* Page:
--- Begin ---

# Did a recon trip to Sargent beach today!



## gigem87 (May 19, 2006)

After my beautiful, relaxing but unproductive trip this morning in Surfside, I decided to go take a look at Sargent. I had never been there before.

What an interesting place!

I crossed the swing bridge and drove straight onto the beach. First I turned right. That beach is unlike any I have seen in Texas before. A lot of driftwood, a lot of shells. Piles of mud that looks like boulders. Really odd. Why is this? River?

Tide was way out still. I could see how you could get stuck/trapped here. But there seems to be a lot of access back to the "main road" that runs parallel with the beach.

I went back to the main access, then back down the same way (south). Passed the marina, then the road gets super sketchy. Looks like 4WD land for sure.

I assume that this is how you get to the mouth of that "river" or whatever that is that dumps into the gulf from the extreme end of East Matagorda Bay?

Is this the area where Sharkchum goes?

Then I went back the other direction. Crossed the intersection of the main road that goes back to the bridge, then kept going through what seems to be "the" subdivision in town. Some really cool houses in there. I guess that is Caney Creek on the inside? I went down as far as I could on the road. The beach doesn't look too driveable down this way.

I liked it. I imagine this is one of those "best kept secrets on the coast" type of places. Hope I didn't blow it.

P.S. I did see several guys fishing the long rods in the surf. True to form, I never saw anyone get a bite. I have never seen anyone catch anything but the random hardhead on those long rods. Either Sharkchum wasn't there, or I was in the wrong place. But I will say the surf was flat calm and I know the Jedi master doesn't like those conditions... Or maybe the Supermoon has them off the feed...


----------



## sharkchum (Feb 10, 2012)

Now you understand why I call Surfside a dead zone. When you take a right after the swing bridge and drive all the way down you will hit Mitchels cut. If you take a left and drive all the way down you will pass Cedar lakes, the old mouth of the San Bernard, and eventually the Brazos river. Depending on time of year, conditions, and what I'm after, I've fished every inch of shore line on the island, and yes, most of it is 4x4 only.

--- End ---

* Required task 1:
Check statements (a), (b) and (c) against the Sargent beach thread, answering yes or no for each and quoting the thread's deciding words: (a) The first poster had been to Sargent before this trip. (b) Heading south past the marina, the road looked like 4WD territory. (c) The reply says that turning left after the swing bridge and driving all the way down leads to Mitchels cut.
* Required task 2:
Carry on the Sargent beach thread from its last line.

Spatial annotation entries:
--- Begin ---

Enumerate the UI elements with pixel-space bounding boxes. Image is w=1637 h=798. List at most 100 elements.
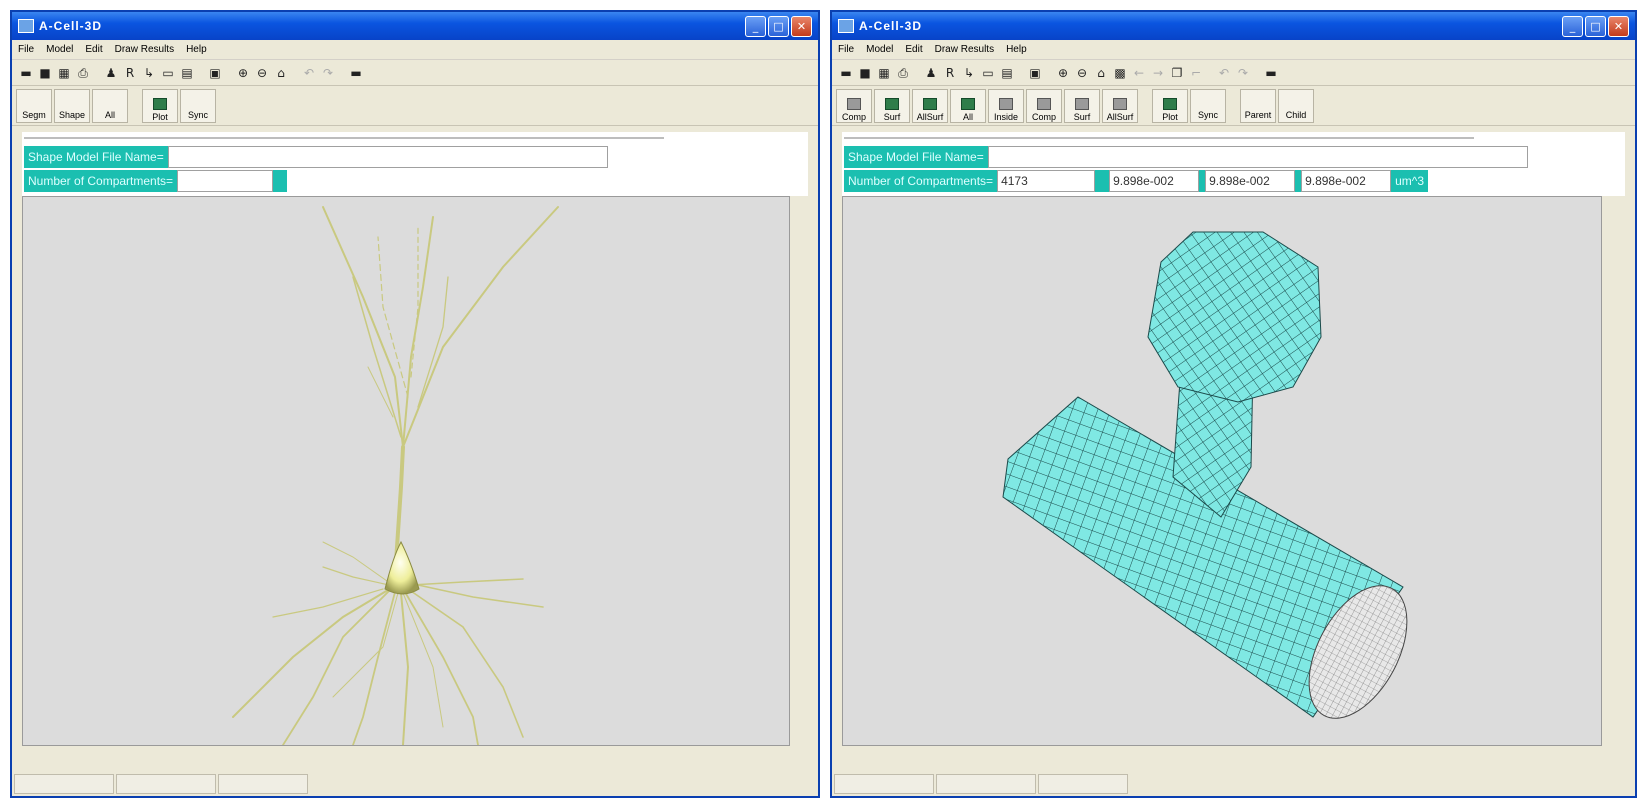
inside-button[interactable]: Inside: [988, 89, 1024, 123]
redo-icon[interactable]: ↷: [320, 65, 336, 81]
segm-button[interactable]: Segm: [16, 89, 52, 123]
move-icon[interactable]: ▩: [1112, 65, 1128, 81]
grid-icon[interactable]: ▤: [999, 65, 1015, 81]
num-compartments-field[interactable]: [177, 170, 274, 192]
info-panel: Shape Model File Name= Number of Compart…: [842, 132, 1625, 196]
3d-viewport[interactable]: [22, 196, 790, 746]
zoom-out-icon[interactable]: ⊖: [1074, 65, 1090, 81]
sync-button[interactable]: Sync: [1190, 89, 1226, 123]
save-icon[interactable]: ■: [857, 65, 873, 81]
person-icon[interactable]: ♟: [923, 65, 939, 81]
all-button[interactable]: All: [950, 89, 986, 123]
dim2-field[interactable]: 9.898e-002: [1205, 170, 1296, 192]
undo-icon[interactable]: ↶: [1216, 65, 1232, 81]
select-icon[interactable]: ⌂: [1093, 65, 1109, 81]
toolbar: ▬ ■ ▦ ⎙ ♟ R ↳ ▭ ▤ ▣ ⊕ ⊖ ⌂ ▩ ← → ❐ ⌐ ↶ ↷ …: [832, 60, 1635, 86]
plot-button[interactable]: Plot: [1152, 89, 1188, 123]
status-pane-2: [936, 774, 1036, 794]
maximize-button[interactable]: □: [768, 15, 789, 37]
title-bar[interactable]: A-Cell-3D _ □ ✕: [832, 12, 1635, 40]
open-folder-icon[interactable]: ▬: [838, 65, 854, 81]
more-icon[interactable]: ▬: [348, 65, 364, 81]
close-button[interactable]: ✕: [791, 15, 812, 37]
status-pane-3: [1038, 774, 1128, 794]
print-icon[interactable]: ⎙: [75, 65, 91, 81]
sync-button[interactable]: Sync: [180, 89, 216, 123]
all-button[interactable]: All: [92, 89, 128, 123]
home-icon[interactable]: ⌂: [273, 65, 289, 81]
comp2-button[interactable]: Comp: [1026, 89, 1062, 123]
status-bar: [832, 772, 1635, 796]
cube-icon[interactable]: ▣: [1027, 65, 1043, 81]
num-compartments-field[interactable]: 4173: [997, 170, 1096, 192]
parent-button[interactable]: Parent: [1240, 89, 1276, 123]
menu-model[interactable]: Model: [866, 44, 893, 55]
arrow-icon[interactable]: ↳: [141, 65, 157, 81]
menu-draw-results[interactable]: Draw Results: [935, 44, 994, 55]
shape-model-file-field[interactable]: [167, 146, 608, 168]
undo-icon[interactable]: ↶: [301, 65, 317, 81]
3d-viewport[interactable]: [842, 196, 1602, 746]
child-button[interactable]: Child: [1278, 89, 1314, 123]
dimension-marker: [1095, 170, 1110, 192]
save-icon[interactable]: ■: [37, 65, 53, 81]
person-icon[interactable]: ♟: [103, 65, 119, 81]
zoom-out-icon[interactable]: ⊖: [254, 65, 270, 81]
info-panel: Shape Model File Name= Number of Compart…: [22, 132, 808, 196]
right-arrow-icon[interactable]: →: [1150, 65, 1166, 81]
arrow-icon[interactable]: ↳: [961, 65, 977, 81]
app-icon: [838, 19, 854, 33]
menu-help[interactable]: Help: [186, 44, 207, 55]
unit-label: um^3: [1391, 170, 1429, 192]
grid-icon[interactable]: ▤: [179, 65, 195, 81]
print-icon[interactable]: ⎙: [895, 65, 911, 81]
comp-button[interactable]: Comp: [836, 89, 872, 123]
maximize-button[interactable]: □: [1585, 15, 1606, 37]
comp2-icon: [1037, 98, 1051, 110]
menu-draw-results[interactable]: Draw Results: [115, 44, 174, 55]
r-icon[interactable]: R: [122, 65, 138, 81]
menu-bar: File Model Edit Draw Results Help: [832, 40, 1635, 60]
neuron-render: [232, 206, 559, 746]
menu-model[interactable]: Model: [46, 44, 73, 55]
inside-icon: [999, 98, 1013, 110]
redo-icon[interactable]: ↷: [1235, 65, 1251, 81]
allsurf2-icon: [1113, 98, 1127, 110]
left-arrow-icon[interactable]: ←: [1131, 65, 1147, 81]
paste-icon[interactable]: ⌐: [1188, 65, 1204, 81]
shape-model-file-field[interactable]: [987, 146, 1528, 168]
model-icon[interactable]: ▦: [56, 65, 72, 81]
surf-button[interactable]: Surf: [874, 89, 910, 123]
status-bar: [12, 772, 818, 796]
menu-file[interactable]: File: [838, 44, 854, 55]
shape-button[interactable]: Shape: [54, 89, 90, 123]
open-folder-icon[interactable]: ▬: [18, 65, 34, 81]
zoom-in-icon[interactable]: ⊕: [235, 65, 251, 81]
menu-file[interactable]: File: [18, 44, 34, 55]
model-icon[interactable]: ▦: [876, 65, 892, 81]
button-bar: Segm Shape All Plot Sync: [12, 86, 818, 126]
menu-help[interactable]: Help: [1006, 44, 1027, 55]
menu-edit[interactable]: Edit: [85, 44, 102, 55]
allsurf-button[interactable]: AllSurf: [912, 89, 948, 123]
r-icon[interactable]: R: [942, 65, 958, 81]
cube-icon[interactable]: ▣: [207, 65, 223, 81]
zoom-in-icon[interactable]: ⊕: [1055, 65, 1071, 81]
minimize-button[interactable]: _: [745, 15, 766, 37]
close-button[interactable]: ✕: [1608, 15, 1629, 37]
window-title: A-Cell-3D: [39, 19, 103, 33]
plot-button[interactable]: Plot: [142, 89, 178, 123]
more-icon[interactable]: ▬: [1263, 65, 1279, 81]
minimize-button[interactable]: _: [1562, 15, 1583, 37]
copy-icon[interactable]: ❐: [1169, 65, 1185, 81]
rect-icon[interactable]: ▭: [980, 65, 996, 81]
dim3-field[interactable]: 9.898e-002: [1301, 170, 1392, 192]
soma: [384, 540, 420, 595]
menu-edit[interactable]: Edit: [905, 44, 922, 55]
surf2-button[interactable]: Surf: [1064, 89, 1100, 123]
allsurf2-button[interactable]: AllSurf: [1102, 89, 1138, 123]
shape-model-file-label: Shape Model File Name=: [24, 146, 168, 168]
dim1-field[interactable]: 9.898e-002: [1109, 170, 1200, 192]
rect-icon[interactable]: ▭: [160, 65, 176, 81]
title-bar[interactable]: A-Cell-3D _ □ ✕: [12, 12, 818, 40]
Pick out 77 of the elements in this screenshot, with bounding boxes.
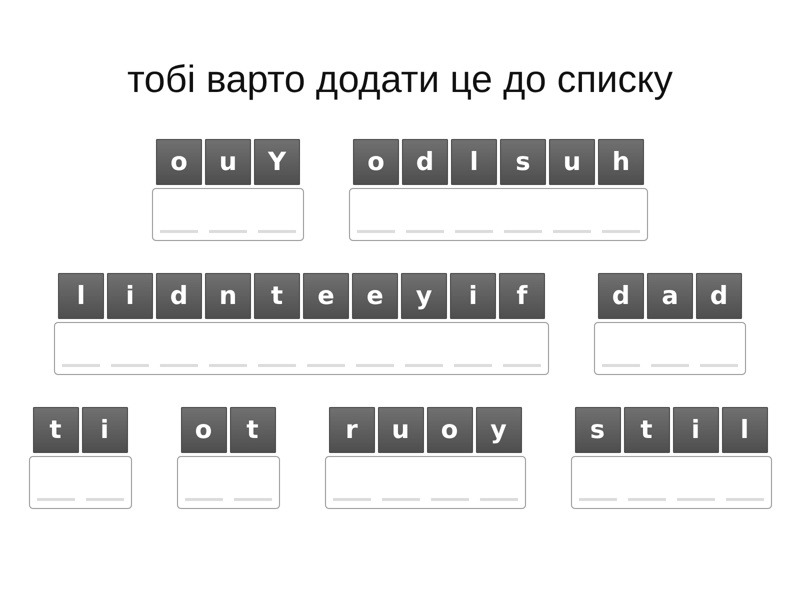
answer-box[interactable] [594, 322, 746, 375]
blank-line [430, 498, 468, 501]
blank-line [356, 364, 394, 367]
answer-box[interactable] [349, 188, 648, 241]
letter-tile[interactable]: s [574, 407, 620, 453]
blank-line [184, 498, 222, 501]
blank-line [504, 230, 542, 233]
letter-tile[interactable]: y [476, 407, 522, 453]
letter-tile[interactable]: a [647, 273, 693, 319]
letter-tile[interactable]: i [82, 407, 128, 453]
blank-line [455, 230, 493, 233]
blank-line [258, 364, 296, 367]
blank-line [676, 498, 714, 501]
letter-tile[interactable]: e [303, 273, 349, 319]
blank-line [454, 364, 492, 367]
blank-line [209, 364, 247, 367]
answer-box[interactable] [324, 456, 526, 509]
blank-line [209, 230, 247, 233]
letter-tile[interactable]: u [205, 139, 251, 185]
letter-tile[interactable]: h [598, 139, 644, 185]
blank-line [405, 364, 443, 367]
blank-line [628, 498, 666, 501]
letter-tile[interactable]: u [549, 139, 595, 185]
letter-tile[interactable]: i [672, 407, 718, 453]
letter-tile[interactable]: r [328, 407, 374, 453]
letter-tile[interactable]: i [107, 273, 153, 319]
letter-tile[interactable]: o [426, 407, 472, 453]
blank-line [726, 498, 764, 501]
letter-tile[interactable]: l [58, 273, 104, 319]
letter-tile[interactable]: d [402, 139, 448, 185]
answer-box[interactable] [28, 456, 132, 509]
blank-line [602, 364, 640, 367]
blank-line [553, 230, 591, 233]
blank-line [578, 498, 616, 501]
blank-line [111, 364, 149, 367]
letter-tile[interactable]: l [722, 407, 768, 453]
blank-line [160, 364, 198, 367]
blank-line [160, 230, 198, 233]
letter-tile[interactable]: f [499, 273, 545, 319]
blank-line [62, 364, 100, 367]
blank-line [307, 364, 345, 367]
letter-tile[interactable]: e [352, 273, 398, 319]
letter-tile[interactable]: o [180, 407, 226, 453]
answer-box[interactable] [570, 456, 772, 509]
letter-tile[interactable]: o [156, 139, 202, 185]
blank-line [700, 364, 738, 367]
letter-tile[interactable]: y [401, 273, 447, 319]
blank-line [86, 498, 124, 501]
letter-tile[interactable]: t [254, 273, 300, 319]
letter-tile[interactable]: d [696, 273, 742, 319]
letter-tile[interactable]: u [378, 407, 424, 453]
blank-line [357, 230, 395, 233]
blank-line [382, 498, 420, 501]
blank-line [258, 230, 296, 233]
letter-tile[interactable]: i [450, 273, 496, 319]
blank-line [480, 498, 518, 501]
blank-line [602, 230, 640, 233]
answer-box[interactable] [54, 322, 549, 375]
blank-line [234, 498, 272, 501]
letter-tile[interactable]: t [230, 407, 276, 453]
letter-tile[interactable]: o [353, 139, 399, 185]
letter-tile[interactable]: t [624, 407, 670, 453]
answer-box[interactable] [176, 456, 280, 509]
letter-tile[interactable]: s [500, 139, 546, 185]
blank-line [36, 498, 74, 501]
blank-line [503, 364, 541, 367]
letter-tile[interactable]: t [32, 407, 78, 453]
page-title: тобі варто додати це до списку [127, 58, 673, 102]
letter-tile[interactable]: l [451, 139, 497, 185]
letter-tile[interactable]: d [598, 273, 644, 319]
answer-box[interactable] [152, 188, 304, 241]
letter-tile[interactable]: d [156, 273, 202, 319]
blank-line [332, 498, 370, 501]
blank-line [406, 230, 444, 233]
letter-tile[interactable]: n [205, 273, 251, 319]
blank-line [651, 364, 689, 367]
letter-tile[interactable]: Y [254, 139, 300, 185]
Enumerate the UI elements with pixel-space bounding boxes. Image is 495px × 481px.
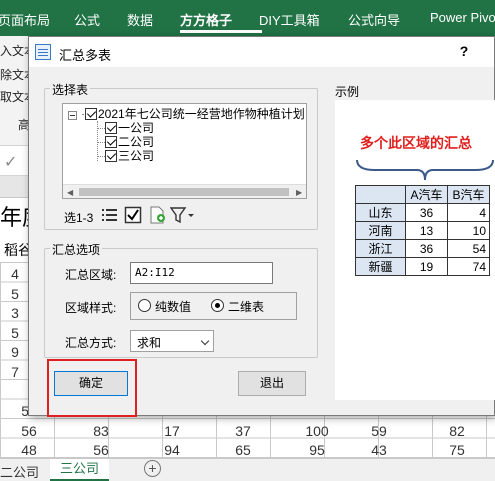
radio-values-only-label[interactable]: 纯数值 xyxy=(155,298,191,315)
method-select[interactable]: 求和 xyxy=(130,330,214,352)
dialog-titlebar: 汇总多表 ? xyxy=(29,37,494,67)
preview-row-label: 浙江 xyxy=(355,239,406,258)
scroll-thumb[interactable] xyxy=(79,188,289,196)
row-leading-value[interactable]: 5 xyxy=(0,325,30,341)
table-cell[interactable]: 82 xyxy=(430,423,484,439)
tree-root-row[interactable]: 2021年七公司统一经营地作物种植计划 xyxy=(63,107,306,121)
tree-root-checkbox[interactable] xyxy=(85,108,97,120)
select-all-icon[interactable] xyxy=(124,206,142,224)
add-sheet-icon[interactable]: + xyxy=(144,460,161,477)
collapse-icon[interactable] xyxy=(68,111,77,120)
company-2-label: 二公司 xyxy=(118,135,155,149)
filter-icon[interactable] xyxy=(169,206,196,224)
preview-title: 多个此区域的汇总 xyxy=(360,135,472,151)
row-leading-value[interactable]: 7 xyxy=(0,364,30,380)
sheet-tab-bar: 二公司 三公司 + xyxy=(0,458,495,481)
preview-row-label: 河南 xyxy=(355,221,406,240)
tab-formula-wizard[interactable]: 公式向导 xyxy=(348,10,400,29)
tab-formulas[interactable]: 公式 xyxy=(74,10,100,29)
table-cell[interactable]: 65 xyxy=(216,442,270,458)
range-label: 汇总区域: xyxy=(65,268,117,282)
table-cell[interactable]: 95 xyxy=(290,442,344,458)
style-radio-group: 纯数值 二维表 xyxy=(130,292,297,320)
table-cell[interactable]: 37 xyxy=(216,423,270,439)
preview-cell: 19 xyxy=(405,257,448,276)
table-cell[interactable]: 56 xyxy=(2,423,56,439)
example-legend: 示例 xyxy=(333,83,362,100)
preview-col-b: B汽车 xyxy=(447,185,490,204)
sheet-tab-3[interactable]: 三公司 xyxy=(50,459,110,481)
table-cell[interactable]: 48 xyxy=(2,442,56,458)
preview-table: A汽车 B汽车 山东 36 4 河南 13 10 浙江 36 54 新疆 19 … xyxy=(355,185,490,276)
row-leading-value[interactable]: 4 xyxy=(0,266,30,282)
table-cell[interactable]: 75 xyxy=(430,442,484,458)
tree-item-company-1[interactable]: 一公司 xyxy=(97,121,154,135)
scroll-left-icon[interactable]: ◀ xyxy=(67,188,73,197)
method-label: 汇总方式: xyxy=(65,336,117,350)
add-sheet-icon-tool[interactable] xyxy=(148,206,166,224)
chevron-down-icon[interactable] xyxy=(200,336,210,346)
select-table-legend: 选择表 xyxy=(50,81,91,98)
tab-power-pivot[interactable]: Power Pivo xyxy=(430,10,495,25)
confirm-check-icon[interactable]: ✓ xyxy=(4,152,17,172)
preview-row-label: 山东 xyxy=(355,203,406,222)
table-tree[interactable]: 2021年七公司统一经营地作物种植计划 一公司 二公司 三公司 ◀ ▶ xyxy=(62,103,307,199)
select-count-label: 选1-3 xyxy=(64,211,94,225)
summary-options-legend: 汇总选项 xyxy=(50,241,103,258)
help-icon[interactable]: ? xyxy=(457,43,471,59)
company-3-label: 三公司 xyxy=(118,149,155,163)
brace-icon xyxy=(356,159,494,181)
style-label: 区域样式: xyxy=(65,301,117,315)
preview-row-label: 新疆 xyxy=(355,257,406,276)
table-cell[interactable]: 83 xyxy=(74,423,128,439)
tree-item-company-2[interactable]: 二公司 xyxy=(97,135,154,149)
radio-2d-table-label[interactable]: 二维表 xyxy=(228,298,264,315)
scroll-right-icon[interactable]: ▶ xyxy=(296,188,302,197)
preview-cell: 10 xyxy=(447,221,490,240)
tab-page-layout[interactable]: 页面布局 xyxy=(0,10,50,29)
table-cell[interactable]: 94 xyxy=(145,442,199,458)
tree-item-company-3[interactable]: 三公司 xyxy=(97,149,154,163)
row-leading-value[interactable]: 5 xyxy=(0,286,30,302)
tree-root-label: 2021年七公司统一经营地作物种植计划 xyxy=(98,107,305,121)
quit-button[interactable]: 退出 xyxy=(238,371,306,396)
table-cell[interactable]: 59 xyxy=(352,423,406,439)
preview-cell: 54 xyxy=(447,239,490,258)
row-leading-value[interactable]: 9 xyxy=(0,344,30,360)
row-leading-value[interactable]: 3 xyxy=(0,305,30,321)
preview-cell: 74 xyxy=(447,257,490,276)
preview-cell: 13 xyxy=(405,221,448,240)
tree-horizontal-scrollbar[interactable]: ◀ ▶ xyxy=(63,184,306,198)
table-cell[interactable]: 56 xyxy=(74,442,128,458)
tab-data[interactable]: 数据 xyxy=(127,10,153,29)
table-cell[interactable]: 17 xyxy=(145,423,199,439)
method-select-value: 求和 xyxy=(137,336,162,350)
range-input[interactable]: A2:I12 xyxy=(130,262,273,284)
ribbon-tab-bar: 页面布局 公式 数据 方方格子 DIY工具箱 公式向导 Power Pivo xyxy=(0,0,495,36)
tab-fangfang[interactable]: 方方格子 xyxy=(180,10,232,29)
dialog-app-icon xyxy=(35,44,51,60)
company-2-checkbox[interactable] xyxy=(105,136,117,148)
tab-diy-toolbox[interactable]: DIY工具箱 xyxy=(259,10,320,29)
table-cell[interactable]: 100 xyxy=(290,423,344,439)
table-cell[interactable]: 43 xyxy=(352,442,406,458)
sheet-tab-2[interactable]: 二公司 xyxy=(0,462,39,481)
company-1-label: 一公司 xyxy=(118,121,155,135)
dialog-title: 汇总多表 xyxy=(59,48,112,63)
preview-col-a: A汽车 xyxy=(405,185,448,204)
preview-corner-cell xyxy=(355,185,406,204)
highlight-box xyxy=(47,359,137,417)
preview-cell: 4 xyxy=(447,203,490,222)
radio-values-only[interactable] xyxy=(138,299,151,312)
company-3-checkbox[interactable] xyxy=(105,150,117,162)
preview-cell: 36 xyxy=(405,239,448,258)
radio-2d-table[interactable] xyxy=(211,299,224,312)
preview-cell: 36 xyxy=(405,203,448,222)
company-1-checkbox[interactable] xyxy=(105,122,117,134)
list-view-icon[interactable] xyxy=(101,206,119,224)
active-tab-indicator xyxy=(180,30,262,33)
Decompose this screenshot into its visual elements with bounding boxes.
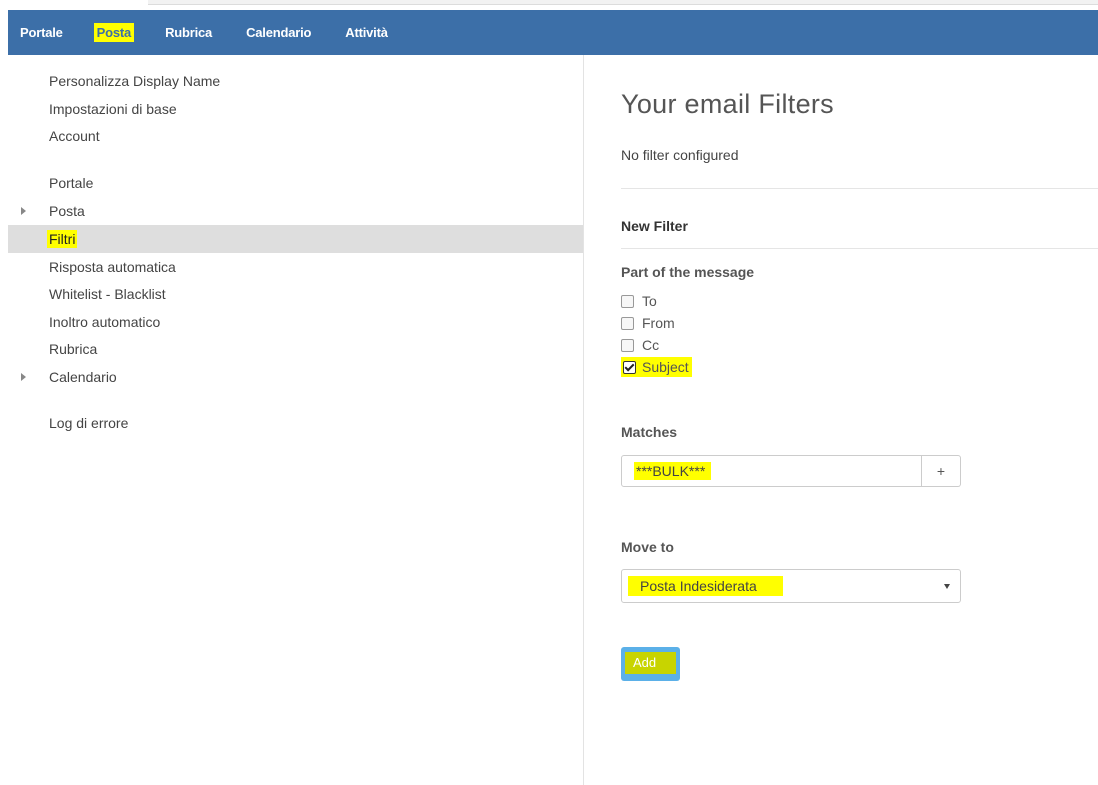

--- End ---

* Written reply 1:
(a) No: "I had never been there before."
(b) Yes: "Passed the marina, then the road gets super sketchy. Looks like 4WD land for sure."
(c) No: "When you take a right after the swing bridge and drive all the way down you will hit Mitchels cut."

* Written reply 2:
----------



## beerdruid (Jun 12, 2015)

Thanks for the reconnaissance report gigem... I have been meaning to do one of my own this year but never got around to it. Looking to surf fish a different area than Surfside next summer. I spent more time fishing from my kayak this year than surf fishing.


----------



## TIMBOv2 (Mar 18, 2010)

Sargent was a secret 30 years ago.........


----------



## HotSauce (Jul 11, 2013)

very cool. will have to give a try sometime...


----------



## Sea Hunt-ing (Aug 25, 2013)

There are no fish in SARGENT..

I'd go to Surfside or POC if I wanted to catch fish.:fish:


----------



## lindyb (Dec 11, 2013)

Gigem, I see you got a picture of my place. Good shot of my pier, down to the right of the dome home in the middle of the picture.

You're right. No fish. Haven't caught anything off my pier except sand trout and big black drum for a while.


----------



## OnedayScratch (May 23, 2012)

TIMBOv2 said:


> Sargent was a secret 30 years ago.........


Yea, Shady and Holchak live there now....ain't much of a secret.


----------



## OnedayScratch (May 23, 2012)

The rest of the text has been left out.